GIVEN TASK:
Write the number of lines holding the word "nature", and nothing else.

PROVIDED RECORDS:
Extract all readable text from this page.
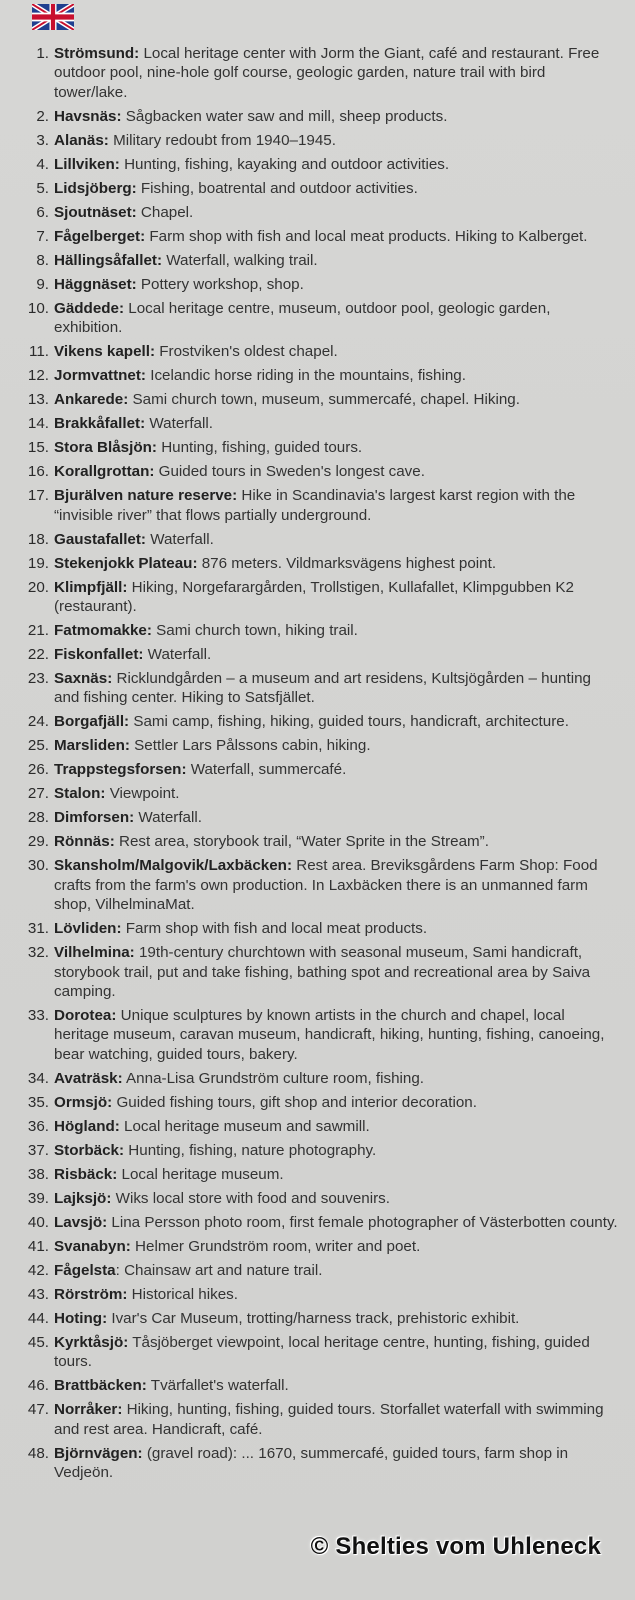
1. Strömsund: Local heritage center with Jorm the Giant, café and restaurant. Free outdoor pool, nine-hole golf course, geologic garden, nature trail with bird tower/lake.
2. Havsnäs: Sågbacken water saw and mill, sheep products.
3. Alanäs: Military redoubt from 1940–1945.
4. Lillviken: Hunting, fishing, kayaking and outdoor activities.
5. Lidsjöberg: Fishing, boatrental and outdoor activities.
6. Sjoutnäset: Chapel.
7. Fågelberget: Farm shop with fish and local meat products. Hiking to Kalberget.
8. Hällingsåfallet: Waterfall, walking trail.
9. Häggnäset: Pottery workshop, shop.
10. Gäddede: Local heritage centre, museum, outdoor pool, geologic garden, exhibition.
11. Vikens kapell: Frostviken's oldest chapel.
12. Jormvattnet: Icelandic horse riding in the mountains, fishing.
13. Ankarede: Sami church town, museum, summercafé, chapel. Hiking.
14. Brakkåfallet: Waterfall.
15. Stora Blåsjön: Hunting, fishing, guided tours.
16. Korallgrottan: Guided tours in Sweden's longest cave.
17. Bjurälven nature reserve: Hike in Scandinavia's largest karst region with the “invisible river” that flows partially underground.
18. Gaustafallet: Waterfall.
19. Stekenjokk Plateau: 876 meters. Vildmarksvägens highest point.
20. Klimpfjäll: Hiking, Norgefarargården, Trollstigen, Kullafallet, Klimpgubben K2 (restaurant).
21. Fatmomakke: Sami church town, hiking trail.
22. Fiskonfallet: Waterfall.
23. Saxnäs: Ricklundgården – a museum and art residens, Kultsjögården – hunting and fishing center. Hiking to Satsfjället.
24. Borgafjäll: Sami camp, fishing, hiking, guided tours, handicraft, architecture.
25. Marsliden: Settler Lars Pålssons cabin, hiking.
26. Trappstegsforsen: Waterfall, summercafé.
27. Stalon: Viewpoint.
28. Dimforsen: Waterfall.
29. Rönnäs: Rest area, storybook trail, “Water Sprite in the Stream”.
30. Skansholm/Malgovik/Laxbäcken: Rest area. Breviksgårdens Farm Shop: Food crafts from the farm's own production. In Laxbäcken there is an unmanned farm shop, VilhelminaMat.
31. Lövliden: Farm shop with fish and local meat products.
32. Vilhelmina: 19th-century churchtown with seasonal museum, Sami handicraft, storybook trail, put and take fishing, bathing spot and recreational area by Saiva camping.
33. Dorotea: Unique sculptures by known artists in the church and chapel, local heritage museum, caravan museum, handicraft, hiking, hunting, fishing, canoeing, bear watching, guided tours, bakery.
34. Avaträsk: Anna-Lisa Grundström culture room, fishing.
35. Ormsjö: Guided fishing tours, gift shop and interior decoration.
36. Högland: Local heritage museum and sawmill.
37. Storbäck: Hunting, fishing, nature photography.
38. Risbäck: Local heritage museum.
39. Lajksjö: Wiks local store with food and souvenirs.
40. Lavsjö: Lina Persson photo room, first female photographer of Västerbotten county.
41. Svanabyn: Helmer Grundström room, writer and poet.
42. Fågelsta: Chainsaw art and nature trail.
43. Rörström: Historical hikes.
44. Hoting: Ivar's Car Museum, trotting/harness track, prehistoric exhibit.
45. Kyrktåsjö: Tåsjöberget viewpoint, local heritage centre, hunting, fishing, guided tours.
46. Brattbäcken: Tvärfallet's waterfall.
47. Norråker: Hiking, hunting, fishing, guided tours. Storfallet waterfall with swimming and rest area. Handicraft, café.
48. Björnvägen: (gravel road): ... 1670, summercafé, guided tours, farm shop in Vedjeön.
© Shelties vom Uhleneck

==

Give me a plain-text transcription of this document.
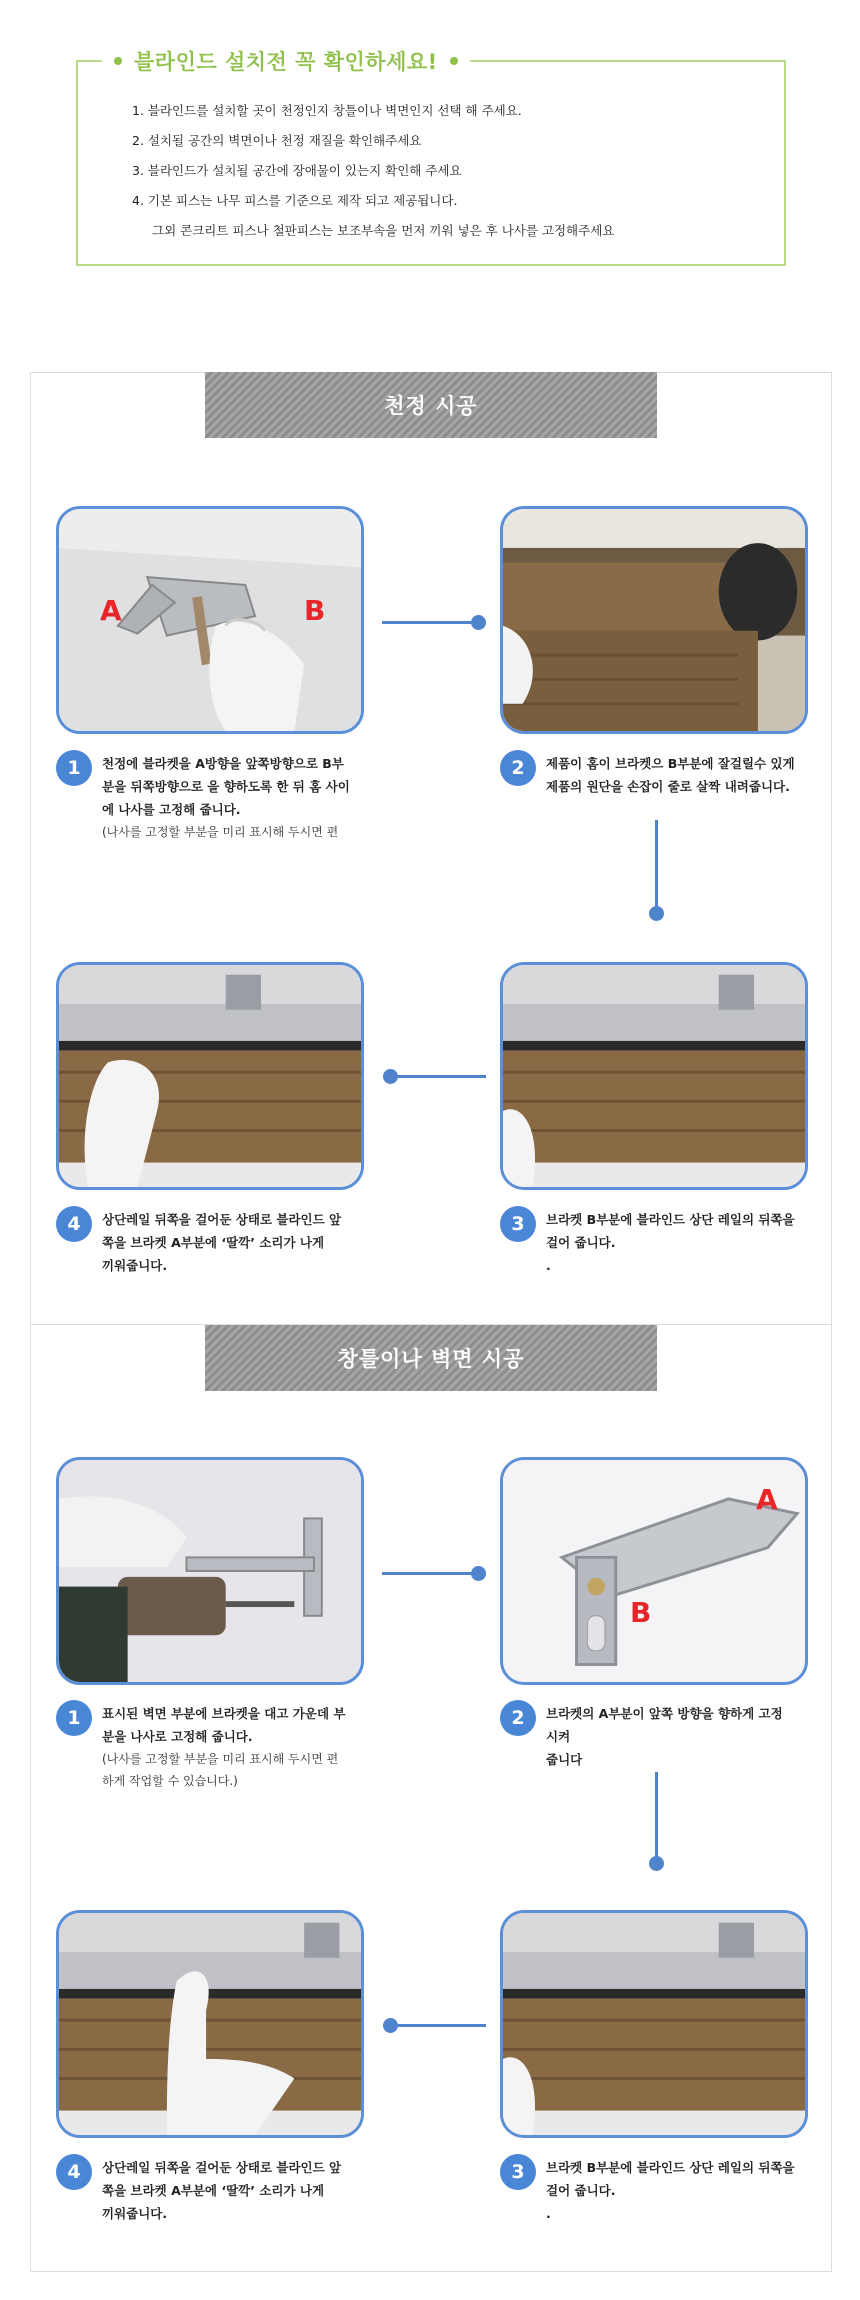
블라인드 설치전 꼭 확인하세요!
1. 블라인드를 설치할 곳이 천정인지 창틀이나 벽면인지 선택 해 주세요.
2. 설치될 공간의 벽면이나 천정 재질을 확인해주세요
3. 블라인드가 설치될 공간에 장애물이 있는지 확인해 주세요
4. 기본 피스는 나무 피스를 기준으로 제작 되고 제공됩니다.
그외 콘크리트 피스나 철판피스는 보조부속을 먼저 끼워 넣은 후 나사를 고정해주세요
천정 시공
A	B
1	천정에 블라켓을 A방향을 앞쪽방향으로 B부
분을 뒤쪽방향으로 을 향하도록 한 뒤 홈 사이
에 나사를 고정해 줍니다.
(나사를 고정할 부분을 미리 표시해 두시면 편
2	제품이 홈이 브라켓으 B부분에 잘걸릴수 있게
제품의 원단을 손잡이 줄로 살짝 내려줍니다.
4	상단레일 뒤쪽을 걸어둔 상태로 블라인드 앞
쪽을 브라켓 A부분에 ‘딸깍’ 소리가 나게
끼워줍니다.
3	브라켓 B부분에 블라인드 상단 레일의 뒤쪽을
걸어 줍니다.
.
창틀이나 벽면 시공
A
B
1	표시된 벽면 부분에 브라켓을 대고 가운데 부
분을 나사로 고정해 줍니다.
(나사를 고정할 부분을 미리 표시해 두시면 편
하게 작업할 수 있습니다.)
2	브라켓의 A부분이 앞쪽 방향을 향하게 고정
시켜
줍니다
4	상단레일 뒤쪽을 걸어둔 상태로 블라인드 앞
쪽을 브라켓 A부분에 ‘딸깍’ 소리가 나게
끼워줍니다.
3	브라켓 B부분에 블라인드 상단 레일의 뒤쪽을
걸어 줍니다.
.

OUTPUT OF THE TASK:
4